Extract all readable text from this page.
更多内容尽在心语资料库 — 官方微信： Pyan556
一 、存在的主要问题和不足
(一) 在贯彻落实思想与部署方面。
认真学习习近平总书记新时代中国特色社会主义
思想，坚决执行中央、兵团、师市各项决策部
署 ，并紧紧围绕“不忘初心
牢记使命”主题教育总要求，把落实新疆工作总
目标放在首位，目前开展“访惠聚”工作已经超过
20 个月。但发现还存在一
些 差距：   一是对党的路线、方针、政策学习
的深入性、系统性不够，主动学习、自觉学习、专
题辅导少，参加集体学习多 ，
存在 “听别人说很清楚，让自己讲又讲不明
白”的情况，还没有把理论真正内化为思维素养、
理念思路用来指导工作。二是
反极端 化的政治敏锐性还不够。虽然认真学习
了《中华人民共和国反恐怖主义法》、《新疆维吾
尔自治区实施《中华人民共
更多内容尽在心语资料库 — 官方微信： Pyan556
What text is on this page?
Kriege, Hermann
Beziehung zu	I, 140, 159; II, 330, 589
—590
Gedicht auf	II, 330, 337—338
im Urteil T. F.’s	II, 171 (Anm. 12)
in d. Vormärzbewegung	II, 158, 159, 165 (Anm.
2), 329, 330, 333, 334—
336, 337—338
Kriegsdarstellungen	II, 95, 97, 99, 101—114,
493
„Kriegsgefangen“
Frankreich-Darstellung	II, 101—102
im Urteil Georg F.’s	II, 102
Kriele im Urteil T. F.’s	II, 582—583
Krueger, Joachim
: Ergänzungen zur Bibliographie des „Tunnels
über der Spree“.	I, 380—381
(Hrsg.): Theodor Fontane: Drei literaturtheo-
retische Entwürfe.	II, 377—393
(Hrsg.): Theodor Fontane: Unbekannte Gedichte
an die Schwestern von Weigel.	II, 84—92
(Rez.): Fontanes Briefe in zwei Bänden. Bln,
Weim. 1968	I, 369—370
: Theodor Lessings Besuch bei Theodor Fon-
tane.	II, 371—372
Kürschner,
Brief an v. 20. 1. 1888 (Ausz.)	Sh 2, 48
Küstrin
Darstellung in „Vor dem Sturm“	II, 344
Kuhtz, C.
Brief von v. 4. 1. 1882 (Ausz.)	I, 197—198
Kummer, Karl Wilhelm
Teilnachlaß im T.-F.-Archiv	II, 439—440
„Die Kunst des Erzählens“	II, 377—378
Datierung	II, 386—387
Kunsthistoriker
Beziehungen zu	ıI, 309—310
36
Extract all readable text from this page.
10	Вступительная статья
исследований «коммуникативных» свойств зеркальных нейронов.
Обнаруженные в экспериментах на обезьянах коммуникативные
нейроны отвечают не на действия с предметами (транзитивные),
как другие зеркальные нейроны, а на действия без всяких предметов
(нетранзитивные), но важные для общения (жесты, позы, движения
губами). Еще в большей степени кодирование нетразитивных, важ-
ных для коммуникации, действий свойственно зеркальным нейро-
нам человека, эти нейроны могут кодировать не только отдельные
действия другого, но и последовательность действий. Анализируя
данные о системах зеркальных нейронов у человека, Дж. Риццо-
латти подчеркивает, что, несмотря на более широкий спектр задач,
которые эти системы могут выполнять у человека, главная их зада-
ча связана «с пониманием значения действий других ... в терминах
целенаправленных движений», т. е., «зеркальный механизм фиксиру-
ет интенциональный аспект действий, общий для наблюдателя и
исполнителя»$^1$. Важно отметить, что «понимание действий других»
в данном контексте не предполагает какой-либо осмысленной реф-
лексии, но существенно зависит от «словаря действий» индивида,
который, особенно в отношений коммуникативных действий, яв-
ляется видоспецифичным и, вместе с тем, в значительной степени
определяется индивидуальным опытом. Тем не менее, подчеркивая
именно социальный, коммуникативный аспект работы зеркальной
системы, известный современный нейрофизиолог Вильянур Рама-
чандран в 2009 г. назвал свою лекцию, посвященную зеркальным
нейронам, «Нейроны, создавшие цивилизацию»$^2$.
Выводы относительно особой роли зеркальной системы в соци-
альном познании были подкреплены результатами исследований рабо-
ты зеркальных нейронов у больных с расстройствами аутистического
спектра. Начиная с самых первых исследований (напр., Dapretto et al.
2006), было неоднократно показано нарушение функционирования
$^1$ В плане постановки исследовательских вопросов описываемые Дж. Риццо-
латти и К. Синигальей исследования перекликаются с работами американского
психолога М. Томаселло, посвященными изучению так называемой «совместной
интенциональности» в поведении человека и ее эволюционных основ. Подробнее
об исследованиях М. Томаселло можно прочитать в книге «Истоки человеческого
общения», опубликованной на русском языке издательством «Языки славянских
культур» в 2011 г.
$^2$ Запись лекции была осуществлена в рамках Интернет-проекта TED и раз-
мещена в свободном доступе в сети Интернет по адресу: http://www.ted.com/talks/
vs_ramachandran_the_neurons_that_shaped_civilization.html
● ● ● ● ●
→ WHAT NEEDS TO BE DONE
Using the data above, output each line exactly.

→ FULL SOLUTION
Extract all readable text from this page.
更多内容尽在心语资料库 — 官方微信： Pyan556
一 、存在的主要问题和不足
(一) 在贯彻落实思想与部署方面。
认真学习习近平总书记新时代中国特色社会主义
思想，坚决执行中央、兵团、师市各项决策部
署 ，并紧紧围绕“不忘初心
牢记使命”主题教育总要求，把落实新疆工作总
目标放在首位，目前开展“访惠聚”工作已经超过
20 个月。但发现还存在一
些 差距：   一是对党的路线、方针、政策学习
的深入性、系统性不够，主动学习、自觉学习、专
题辅导少，参加集体学习多 ，
存在 “听别人说很清楚，让自己讲又讲不明
白”的情况，还没有把理论真正内化为思维素养、
理念思路用来指导工作。二是
反极端 化的政治敏锐性还不够。虽然认真学习
了《中华人民共和国反恐怖主义法》、《新疆维吾
尔自治区实施《中华人民共
更多内容尽在心语资料库 — 官方微信： Pyan556
What text is on this page?
Kriege, Hermann
Beziehung zu	I, 140, 159; II, 330, 589
—590
Gedicht auf	II, 330, 337—338
im Urteil T. F.’s	II, 171 (Anm. 12)
in d. Vormärzbewegung	II, 158, 159, 165 (Anm.
2), 329, 330, 333, 334—
336, 337—338
Kriegsdarstellungen	II, 95, 97, 99, 101—114,
493
„Kriegsgefangen“
Frankreich-Darstellung	II, 101—102
im Urteil Georg F.’s	II, 102
Kriele im Urteil T. F.’s	II, 582—583
Krueger, Joachim
: Ergänzungen zur Bibliographie des „Tunnels
über der Spree“.	I, 380—381
(Hrsg.): Theodor Fontane: Drei literaturtheo-
retische Entwürfe.	II, 377—393
(Hrsg.): Theodor Fontane: Unbekannte Gedichte
an die Schwestern von Weigel.	II, 84—92
(Rez.): Fontanes Briefe in zwei Bänden. Bln,
Weim. 1968	I, 369—370
: Theodor Lessings Besuch bei Theodor Fon-
tane.	II, 371—372
Kürschner,
Brief an v. 20. 1. 1888 (Ausz.)	Sh 2, 48
Küstrin
Darstellung in „Vor dem Sturm“	II, 344
Kuhtz, C.
Brief von v. 4. 1. 1882 (Ausz.)	I, 197—198
Kummer, Karl Wilhelm
Teilnachlaß im T.-F.-Archiv	II, 439—440
„Die Kunst des Erzählens“	II, 377—378
Datierung	II, 386—387
Kunsthistoriker
Beziehungen zu	ıI, 309—310
36
Extract all readable text from this page.
10	Вступительная статья
исследований «коммуникативных» свойств зеркальных нейронов.
Обнаруженные в экспериментах на обезьянах коммуникативные
нейроны отвечают не на действия с предметами (транзитивные),
как другие зеркальные нейроны, а на действия без всяких предметов
(нетранзитивные), но важные для общения (жесты, позы, движения
губами). Еще в большей степени кодирование нетразитивных, важ-
ных для коммуникации, действий свойственно зеркальным нейро-
нам человека, эти нейроны могут кодировать не только отдельные
действия другого, но и последовательность действий. Анализируя
данные о системах зеркальных нейронов у человека, Дж. Риццо-
латти подчеркивает, что, несмотря на более широкий спектр задач,
которые эти системы могут выполнять у человека, главная их зада-
ча связана «с пониманием значения действий других ... в терминах
целенаправленных движений», т. е., «зеркальный механизм фиксиру-
ет интенциональный аспект действий, общий для наблюдателя и
исполнителя»$^1$. Важно отметить, что «понимание действий других»
в данном контексте не предполагает какой-либо осмысленной реф-
лексии, но существенно зависит от «словаря действий» индивида,
который, особенно в отношений коммуникативных действий, яв-
ляется видоспецифичным и, вместе с тем, в значительной степени
определяется индивидуальным опытом. Тем не менее, подчеркивая
именно социальный, коммуникативный аспект работы зеркальной
системы, известный современный нейрофизиолог Вильянур Рама-
чандран в 2009 г. назвал свою лекцию, посвященную зеркальным
нейронам, «Нейроны, создавшие цивилизацию»$^2$.
Выводы относительно особой роли зеркальной системы в соци-
альном познании были подкреплены результатами исследований рабо-
ты зеркальных нейронов у больных с расстройствами аутистического
спектра. Начиная с самых первых исследований (напр., Dapretto et al.
2006), было неоднократно показано нарушение функционирования
$^1$ В плане постановки исследовательских вопросов описываемые Дж. Риццо-
латти и К. Синигальей исследования перекликаются с работами американского
психолога М. Томаселло, посвященными изучению так называемой «совместной
интенциональности» в поведении человека и ее эволюционных основ. Подробнее
об исследованиях М. Томаселло можно прочитать в книге «Истоки человеческого
общения», опубликованной на русском языке издательством «Языки славянских
культур» в 2011 г.
$^2$ Запись лекции была осуществлена в рамках Интернет-проекта TED и раз-
мещена в свободном доступе в сети Интернет по адресу: http://www.ted.com/talks/
vs_ramachandran_the_neurons_that_shaped_civilization.html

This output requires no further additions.